◆ EXERCISE REQUIREMENTS
From the entries that follow, extract each line holding the string "榕发北源云筑".

***

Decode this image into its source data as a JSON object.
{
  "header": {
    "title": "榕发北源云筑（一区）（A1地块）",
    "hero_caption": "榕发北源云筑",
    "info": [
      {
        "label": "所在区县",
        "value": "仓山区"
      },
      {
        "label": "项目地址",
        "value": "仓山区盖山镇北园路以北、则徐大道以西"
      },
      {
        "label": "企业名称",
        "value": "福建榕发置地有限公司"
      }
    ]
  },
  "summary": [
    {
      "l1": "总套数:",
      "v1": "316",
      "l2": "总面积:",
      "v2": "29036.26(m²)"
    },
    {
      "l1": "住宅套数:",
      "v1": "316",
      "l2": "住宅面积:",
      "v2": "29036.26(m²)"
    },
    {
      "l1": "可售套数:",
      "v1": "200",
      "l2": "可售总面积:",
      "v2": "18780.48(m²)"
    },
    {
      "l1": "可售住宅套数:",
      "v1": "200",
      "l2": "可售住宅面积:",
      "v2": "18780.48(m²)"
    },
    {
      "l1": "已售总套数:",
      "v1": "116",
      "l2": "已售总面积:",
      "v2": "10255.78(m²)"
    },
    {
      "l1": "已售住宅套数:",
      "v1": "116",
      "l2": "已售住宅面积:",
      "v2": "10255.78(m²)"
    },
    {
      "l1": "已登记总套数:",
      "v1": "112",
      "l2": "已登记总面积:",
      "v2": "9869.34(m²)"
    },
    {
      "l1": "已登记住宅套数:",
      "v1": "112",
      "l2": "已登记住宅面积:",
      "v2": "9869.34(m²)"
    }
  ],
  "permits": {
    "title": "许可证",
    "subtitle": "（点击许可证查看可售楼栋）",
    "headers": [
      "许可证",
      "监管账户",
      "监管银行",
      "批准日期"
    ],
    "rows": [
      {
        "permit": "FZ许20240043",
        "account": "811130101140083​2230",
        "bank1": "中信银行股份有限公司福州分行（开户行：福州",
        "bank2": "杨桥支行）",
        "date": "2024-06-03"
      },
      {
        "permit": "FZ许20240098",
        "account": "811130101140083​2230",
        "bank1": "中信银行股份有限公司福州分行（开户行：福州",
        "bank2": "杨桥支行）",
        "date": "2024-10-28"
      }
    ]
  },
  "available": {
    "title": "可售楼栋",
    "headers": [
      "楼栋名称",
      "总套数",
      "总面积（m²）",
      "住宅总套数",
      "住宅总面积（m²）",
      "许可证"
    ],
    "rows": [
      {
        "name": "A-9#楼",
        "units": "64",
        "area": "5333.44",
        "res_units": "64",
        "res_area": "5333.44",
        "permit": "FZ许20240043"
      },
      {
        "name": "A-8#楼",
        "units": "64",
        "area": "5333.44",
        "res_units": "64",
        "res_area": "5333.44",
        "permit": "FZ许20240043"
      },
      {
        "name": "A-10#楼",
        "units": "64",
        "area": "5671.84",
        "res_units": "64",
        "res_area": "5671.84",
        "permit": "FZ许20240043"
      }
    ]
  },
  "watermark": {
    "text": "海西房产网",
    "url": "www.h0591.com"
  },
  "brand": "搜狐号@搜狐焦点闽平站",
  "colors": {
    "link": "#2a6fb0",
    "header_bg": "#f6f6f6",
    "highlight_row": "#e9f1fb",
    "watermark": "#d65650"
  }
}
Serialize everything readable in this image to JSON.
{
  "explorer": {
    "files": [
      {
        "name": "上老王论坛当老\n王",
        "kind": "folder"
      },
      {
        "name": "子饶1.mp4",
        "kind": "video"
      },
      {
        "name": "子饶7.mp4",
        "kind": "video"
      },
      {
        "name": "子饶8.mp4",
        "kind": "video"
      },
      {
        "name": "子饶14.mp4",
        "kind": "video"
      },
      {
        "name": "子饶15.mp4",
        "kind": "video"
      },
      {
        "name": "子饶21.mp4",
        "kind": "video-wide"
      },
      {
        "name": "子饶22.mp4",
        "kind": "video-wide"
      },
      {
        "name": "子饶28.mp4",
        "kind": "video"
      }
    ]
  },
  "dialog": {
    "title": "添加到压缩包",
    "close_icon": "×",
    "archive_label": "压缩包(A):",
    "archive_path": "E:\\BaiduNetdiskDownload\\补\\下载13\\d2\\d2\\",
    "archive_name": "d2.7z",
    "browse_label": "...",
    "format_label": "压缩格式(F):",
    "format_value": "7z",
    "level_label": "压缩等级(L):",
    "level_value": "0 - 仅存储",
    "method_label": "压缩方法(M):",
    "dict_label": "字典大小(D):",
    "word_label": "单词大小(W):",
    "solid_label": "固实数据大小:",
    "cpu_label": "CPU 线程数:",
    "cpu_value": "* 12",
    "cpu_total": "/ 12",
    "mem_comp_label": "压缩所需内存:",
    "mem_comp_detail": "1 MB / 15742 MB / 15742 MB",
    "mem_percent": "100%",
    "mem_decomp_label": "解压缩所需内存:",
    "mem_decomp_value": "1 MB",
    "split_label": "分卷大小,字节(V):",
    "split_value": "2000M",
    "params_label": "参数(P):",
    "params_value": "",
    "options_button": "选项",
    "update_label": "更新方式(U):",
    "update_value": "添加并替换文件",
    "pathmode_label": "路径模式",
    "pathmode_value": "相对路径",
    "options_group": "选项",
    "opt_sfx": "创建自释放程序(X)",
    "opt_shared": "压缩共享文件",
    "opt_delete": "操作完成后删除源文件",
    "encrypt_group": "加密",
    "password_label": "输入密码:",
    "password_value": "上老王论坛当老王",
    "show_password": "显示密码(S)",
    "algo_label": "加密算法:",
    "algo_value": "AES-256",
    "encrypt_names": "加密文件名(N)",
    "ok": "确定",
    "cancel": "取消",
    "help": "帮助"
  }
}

***

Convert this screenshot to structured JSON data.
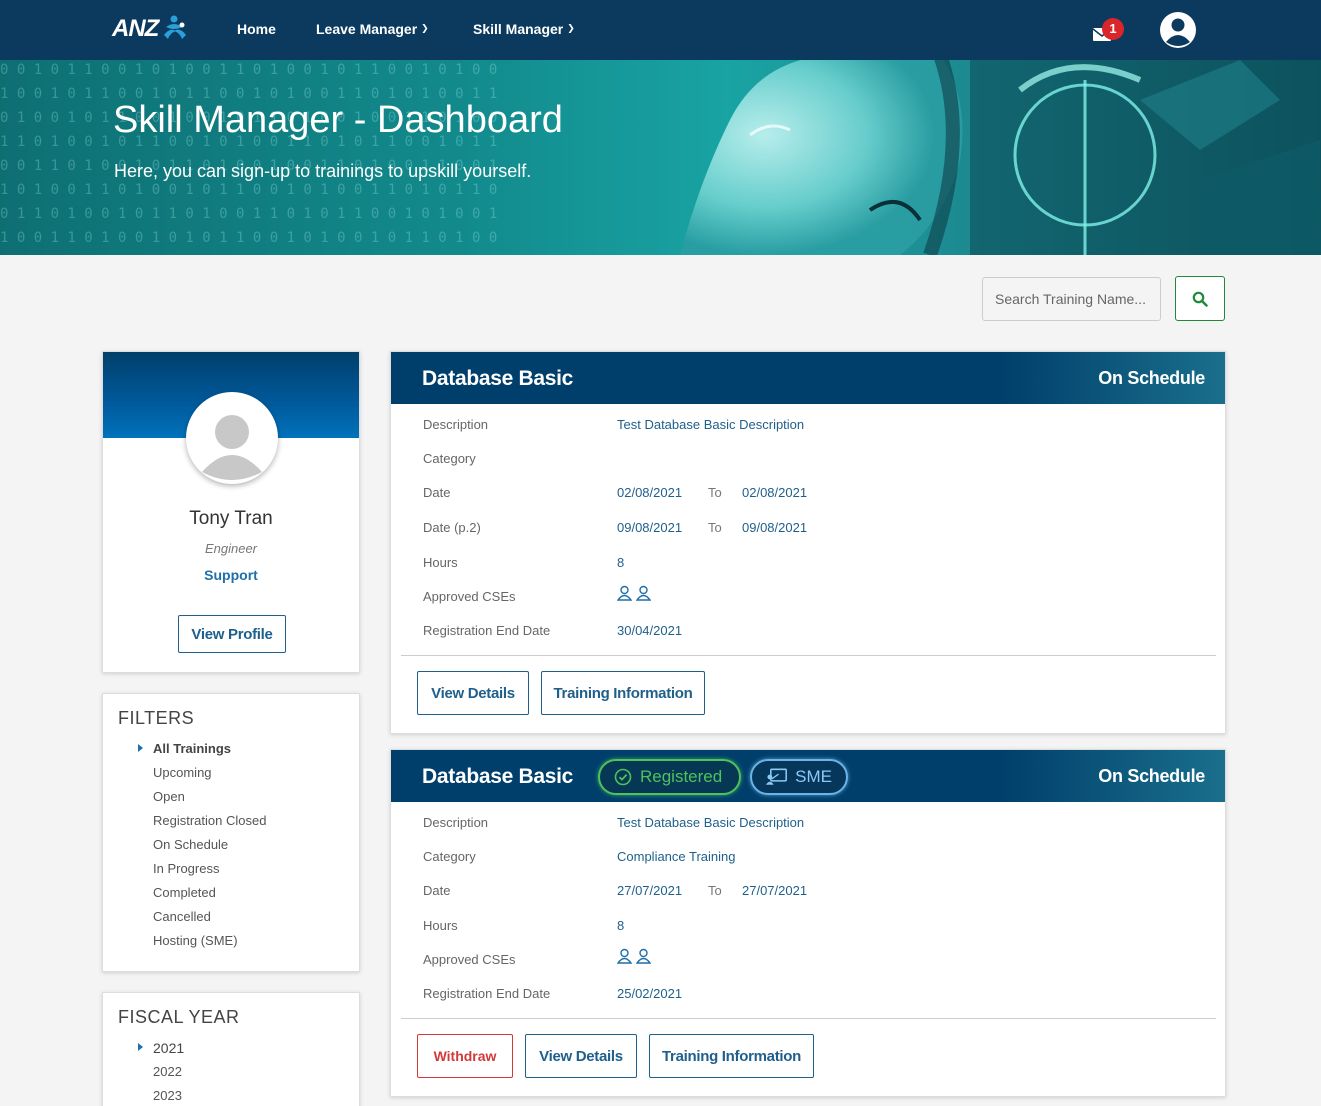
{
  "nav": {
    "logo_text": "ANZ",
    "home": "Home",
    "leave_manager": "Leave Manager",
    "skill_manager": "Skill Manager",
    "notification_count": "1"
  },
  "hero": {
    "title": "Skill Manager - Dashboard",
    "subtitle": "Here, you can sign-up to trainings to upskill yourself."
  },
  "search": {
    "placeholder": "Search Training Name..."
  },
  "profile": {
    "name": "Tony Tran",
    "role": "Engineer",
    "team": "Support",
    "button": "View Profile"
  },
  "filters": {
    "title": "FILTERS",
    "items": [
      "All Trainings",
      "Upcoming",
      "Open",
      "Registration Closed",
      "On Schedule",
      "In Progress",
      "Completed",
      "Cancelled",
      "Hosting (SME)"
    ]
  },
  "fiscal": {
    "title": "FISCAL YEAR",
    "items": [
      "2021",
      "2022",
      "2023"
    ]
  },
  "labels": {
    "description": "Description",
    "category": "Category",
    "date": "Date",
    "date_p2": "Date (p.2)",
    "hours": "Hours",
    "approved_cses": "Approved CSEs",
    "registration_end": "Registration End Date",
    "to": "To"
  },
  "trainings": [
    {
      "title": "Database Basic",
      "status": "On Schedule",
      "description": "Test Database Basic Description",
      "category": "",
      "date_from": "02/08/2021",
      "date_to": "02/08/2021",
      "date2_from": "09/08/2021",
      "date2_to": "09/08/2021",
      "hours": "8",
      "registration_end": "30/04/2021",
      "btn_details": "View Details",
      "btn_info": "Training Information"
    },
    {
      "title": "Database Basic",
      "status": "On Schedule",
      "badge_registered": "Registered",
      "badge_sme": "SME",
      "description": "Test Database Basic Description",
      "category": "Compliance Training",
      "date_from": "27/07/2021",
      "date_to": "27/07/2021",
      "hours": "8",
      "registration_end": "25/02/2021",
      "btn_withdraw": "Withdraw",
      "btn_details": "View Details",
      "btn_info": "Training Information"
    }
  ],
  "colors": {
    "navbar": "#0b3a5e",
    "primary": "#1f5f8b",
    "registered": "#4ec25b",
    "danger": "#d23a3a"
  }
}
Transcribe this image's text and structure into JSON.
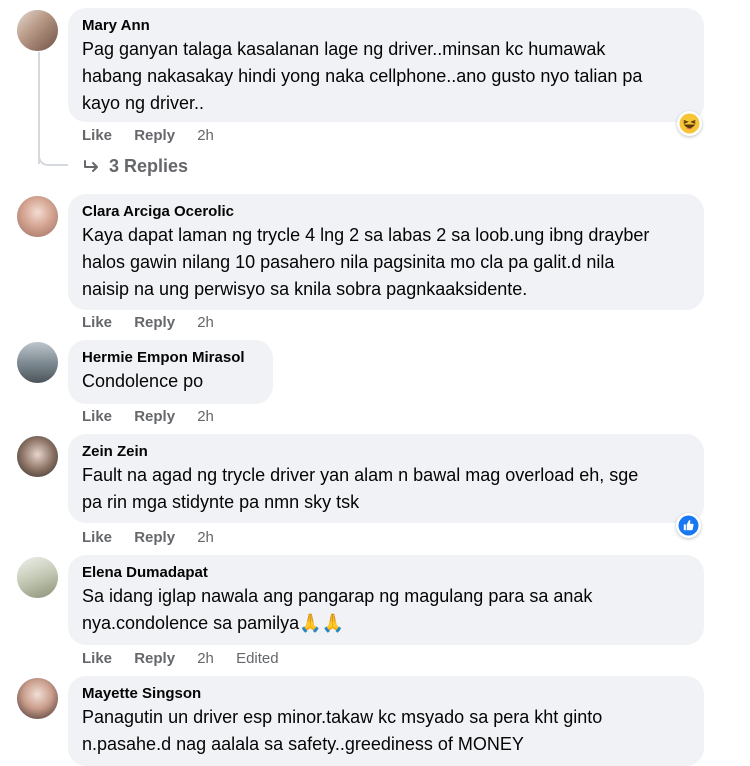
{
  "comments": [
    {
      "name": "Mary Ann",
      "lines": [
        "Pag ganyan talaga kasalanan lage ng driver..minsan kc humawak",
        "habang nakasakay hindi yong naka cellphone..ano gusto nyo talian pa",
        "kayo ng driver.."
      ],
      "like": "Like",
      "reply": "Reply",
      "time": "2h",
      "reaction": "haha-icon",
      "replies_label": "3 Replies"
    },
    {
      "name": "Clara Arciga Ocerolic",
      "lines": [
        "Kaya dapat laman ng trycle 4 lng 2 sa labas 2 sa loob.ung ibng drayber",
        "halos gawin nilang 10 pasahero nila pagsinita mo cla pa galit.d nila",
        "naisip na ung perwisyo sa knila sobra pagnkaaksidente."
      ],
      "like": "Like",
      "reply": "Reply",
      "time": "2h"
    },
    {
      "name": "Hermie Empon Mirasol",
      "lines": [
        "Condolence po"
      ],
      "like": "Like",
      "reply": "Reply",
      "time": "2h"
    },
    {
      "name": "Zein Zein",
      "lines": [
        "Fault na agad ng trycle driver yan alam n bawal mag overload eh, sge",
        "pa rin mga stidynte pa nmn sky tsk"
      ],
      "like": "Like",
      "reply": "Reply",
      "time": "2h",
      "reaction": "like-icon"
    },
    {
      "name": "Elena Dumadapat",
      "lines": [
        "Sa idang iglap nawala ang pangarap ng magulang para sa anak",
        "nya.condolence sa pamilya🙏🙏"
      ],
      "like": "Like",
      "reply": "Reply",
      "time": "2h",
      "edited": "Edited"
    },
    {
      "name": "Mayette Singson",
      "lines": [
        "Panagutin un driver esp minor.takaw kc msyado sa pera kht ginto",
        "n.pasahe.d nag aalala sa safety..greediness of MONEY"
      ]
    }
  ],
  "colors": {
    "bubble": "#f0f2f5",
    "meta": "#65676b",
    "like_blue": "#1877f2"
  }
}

***

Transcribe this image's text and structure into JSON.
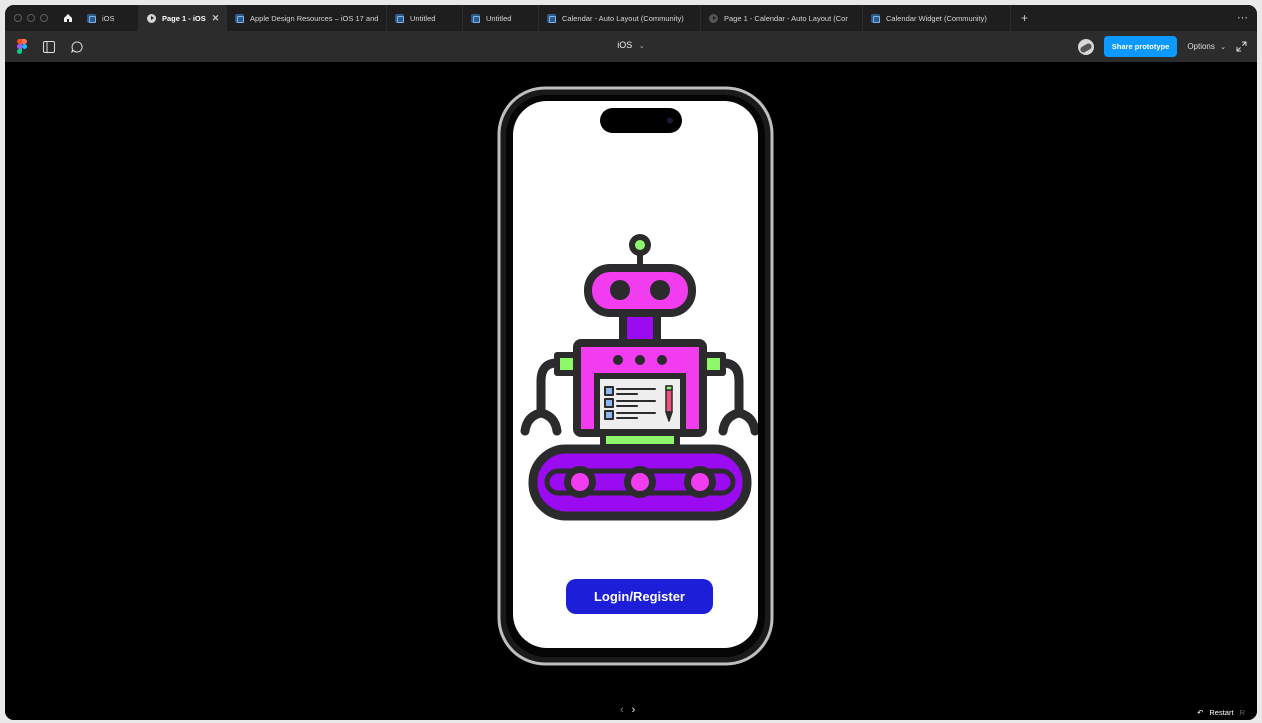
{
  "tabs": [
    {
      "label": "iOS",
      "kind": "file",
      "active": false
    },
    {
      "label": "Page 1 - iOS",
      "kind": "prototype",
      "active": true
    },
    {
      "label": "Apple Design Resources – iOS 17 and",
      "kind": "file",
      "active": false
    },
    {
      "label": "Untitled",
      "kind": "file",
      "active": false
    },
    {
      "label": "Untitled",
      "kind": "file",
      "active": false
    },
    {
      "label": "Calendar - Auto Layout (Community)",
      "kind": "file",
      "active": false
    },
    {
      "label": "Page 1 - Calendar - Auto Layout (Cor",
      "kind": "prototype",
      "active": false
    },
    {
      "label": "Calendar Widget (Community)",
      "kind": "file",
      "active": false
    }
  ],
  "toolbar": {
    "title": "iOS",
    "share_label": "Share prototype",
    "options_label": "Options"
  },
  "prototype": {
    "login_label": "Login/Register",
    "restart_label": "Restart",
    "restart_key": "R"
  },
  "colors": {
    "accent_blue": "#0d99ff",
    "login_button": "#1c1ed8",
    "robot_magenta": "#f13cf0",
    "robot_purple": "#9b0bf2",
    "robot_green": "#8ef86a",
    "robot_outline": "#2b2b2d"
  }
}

***

◆ EXERCISE ANSWER
    "title": "榕发北源云筑（一区）（A1地块）",
    "hero_caption": "榕发北源云筑",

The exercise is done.